▼

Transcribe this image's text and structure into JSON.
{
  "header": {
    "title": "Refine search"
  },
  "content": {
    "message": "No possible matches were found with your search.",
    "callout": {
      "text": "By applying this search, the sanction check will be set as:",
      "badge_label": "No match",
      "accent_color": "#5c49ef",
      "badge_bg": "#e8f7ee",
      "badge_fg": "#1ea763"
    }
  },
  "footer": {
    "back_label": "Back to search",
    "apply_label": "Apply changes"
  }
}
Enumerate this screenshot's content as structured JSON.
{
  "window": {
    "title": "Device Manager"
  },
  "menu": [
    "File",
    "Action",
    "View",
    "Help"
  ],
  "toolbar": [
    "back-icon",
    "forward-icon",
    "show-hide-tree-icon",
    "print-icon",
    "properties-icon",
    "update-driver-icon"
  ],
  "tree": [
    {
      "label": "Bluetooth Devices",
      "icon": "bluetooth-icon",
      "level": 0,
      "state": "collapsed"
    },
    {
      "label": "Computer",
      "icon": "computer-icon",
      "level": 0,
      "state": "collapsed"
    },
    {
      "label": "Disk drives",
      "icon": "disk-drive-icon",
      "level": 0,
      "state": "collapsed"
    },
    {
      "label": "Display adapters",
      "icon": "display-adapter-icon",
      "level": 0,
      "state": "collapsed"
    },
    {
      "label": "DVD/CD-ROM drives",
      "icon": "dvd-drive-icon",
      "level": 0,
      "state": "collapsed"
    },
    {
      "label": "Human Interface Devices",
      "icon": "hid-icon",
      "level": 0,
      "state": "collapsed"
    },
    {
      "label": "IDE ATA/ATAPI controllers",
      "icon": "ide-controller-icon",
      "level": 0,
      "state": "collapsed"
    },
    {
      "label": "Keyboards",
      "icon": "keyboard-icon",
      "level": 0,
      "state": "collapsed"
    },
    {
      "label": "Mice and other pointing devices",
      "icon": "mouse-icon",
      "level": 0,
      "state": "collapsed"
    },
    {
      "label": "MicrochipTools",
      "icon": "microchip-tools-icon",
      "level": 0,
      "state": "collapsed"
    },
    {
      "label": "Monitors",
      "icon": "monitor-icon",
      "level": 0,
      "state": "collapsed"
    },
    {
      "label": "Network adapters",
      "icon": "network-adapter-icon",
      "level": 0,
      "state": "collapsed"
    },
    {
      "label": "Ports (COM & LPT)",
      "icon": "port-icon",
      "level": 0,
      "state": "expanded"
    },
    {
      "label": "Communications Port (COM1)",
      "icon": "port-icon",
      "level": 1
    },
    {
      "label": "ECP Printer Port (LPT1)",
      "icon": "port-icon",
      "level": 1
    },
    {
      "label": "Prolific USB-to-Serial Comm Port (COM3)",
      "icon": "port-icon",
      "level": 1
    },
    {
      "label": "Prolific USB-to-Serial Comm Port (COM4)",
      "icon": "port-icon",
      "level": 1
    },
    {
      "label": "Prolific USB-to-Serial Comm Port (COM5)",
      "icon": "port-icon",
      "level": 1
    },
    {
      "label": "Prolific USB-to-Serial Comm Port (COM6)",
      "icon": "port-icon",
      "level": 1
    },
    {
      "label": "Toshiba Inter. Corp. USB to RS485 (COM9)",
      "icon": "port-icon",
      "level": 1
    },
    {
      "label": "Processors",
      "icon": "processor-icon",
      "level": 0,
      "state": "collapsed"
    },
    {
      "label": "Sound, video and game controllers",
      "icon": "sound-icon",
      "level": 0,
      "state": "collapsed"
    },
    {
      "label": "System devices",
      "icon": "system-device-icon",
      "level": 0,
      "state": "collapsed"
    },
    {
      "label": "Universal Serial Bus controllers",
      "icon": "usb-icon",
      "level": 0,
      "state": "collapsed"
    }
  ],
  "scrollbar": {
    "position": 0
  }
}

▲

Exactly as written above, please repeat the entries.

**ANSWER BELOW**.
Transcribe this image's text and structure into JSON.
{
  "header": {
    "title": "Refine search"
  },
  "content": {
    "message": "No possible matches were found with your search.",
    "callout": {
      "text": "By applying this search, the sanction check will be set as:",
      "badge_label": "No match",
      "accent_color": "#5c49ef",
      "badge_bg": "#e8f7ee",
      "badge_fg": "#1ea763"
    }
  },
  "footer": {
    "back_label": "Back to search",
    "apply_label": "Apply changes"
  }
}
Enumerate this screenshot's content as structured JSON.
{
  "window": {
    "title": "Device Manager"
  },
  "menu": [
    "File",
    "Action",
    "View",
    "Help"
  ],
  "toolbar": [
    "back-icon",
    "forward-icon",
    "show-hide-tree-icon",
    "print-icon",
    "properties-icon",
    "update-driver-icon"
  ],
  "tree": [
    {
      "label": "Bluetooth Devices",
      "icon": "bluetooth-icon",
      "level": 0,
      "state": "collapsed"
    },
    {
      "label": "Computer",
      "icon": "computer-icon",
      "level": 0,
      "state": "collapsed"
    },
    {
      "label": "Disk drives",
      "icon": "disk-drive-icon",
      "level": 0,
      "state": "collapsed"
    },
    {
      "label": "Display adapters",
      "icon": "display-adapter-icon",
      "level": 0,
      "state": "collapsed"
    },
    {
      "label": "DVD/CD-ROM drives",
      "icon": "dvd-drive-icon",
      "level": 0,
      "state": "collapsed"
    },
    {
      "label": "Human Interface Devices",
      "icon": "hid-icon",
      "level": 0,
      "state": "collapsed"
    },
    {
      "label": "IDE ATA/ATAPI controllers",
      "icon": "ide-controller-icon",
      "level": 0,
      "state": "collapsed"
    },
    {
      "label": "Keyboards",
      "icon": "keyboard-icon",
      "level": 0,
      "state": "collapsed"
    },
    {
      "label": "Mice and other pointing devices",
      "icon": "mouse-icon",
      "level": 0,
      "state": "collapsed"
    },
    {
      "label": "MicrochipTools",
      "icon": "microchip-tools-icon",
      "level": 0,
      "state": "collapsed"
    },
    {
      "label": "Monitors",
      "icon": "monitor-icon",
      "level": 0,
      "state": "collapsed"
    },
    {
      "label": "Network adapters",
      "icon": "network-adapter-icon",
      "level": 0,
      "state": "collapsed"
    },
    {
      "label": "Ports (COM & LPT)",
      "icon": "port-icon",
      "level": 0,
      "state": "expanded"
    },
    {
      "label": "Communications Port (COM1)",
      "icon": "port-icon",
      "level": 1
    },
    {
      "label": "ECP Printer Port (LPT1)",
      "icon": "port-icon",
      "level": 1
    },
    {
      "label": "Prolific USB-to-Serial Comm Port (COM3)",
      "icon": "port-icon",
      "level": 1
    },
    {
      "label": "Prolific USB-to-Serial Comm Port (COM4)",
      "icon": "port-icon",
      "level": 1
    },
    {
      "label": "Prolific USB-to-Serial Comm Port (COM5)",
      "icon": "port-icon",
      "level": 1
    },
    {
      "label": "Prolific USB-to-Serial Comm Port (COM6)",
      "icon": "port-icon",
      "level": 1
    },
    {
      "label": "Toshiba Inter. Corp. USB to RS485 (COM9)",
      "icon": "port-icon",
      "level": 1
    },
    {
      "label": "Processors",
      "icon": "processor-icon",
      "level": 0,
      "state": "collapsed"
    },
    {
      "label": "Sound, video and game controllers",
      "icon": "sound-icon",
      "level": 0,
      "state": "collapsed"
    },
    {
      "label": "System devices",
      "icon": "system-device-icon",
      "level": 0,
      "state": "collapsed"
    },
    {
      "label": "Universal Serial Bus controllers",
      "icon": "usb-icon",
      "level": 0,
      "state": "collapsed"
    }
  ],
  "scrollbar": {
    "position": 0
  }
}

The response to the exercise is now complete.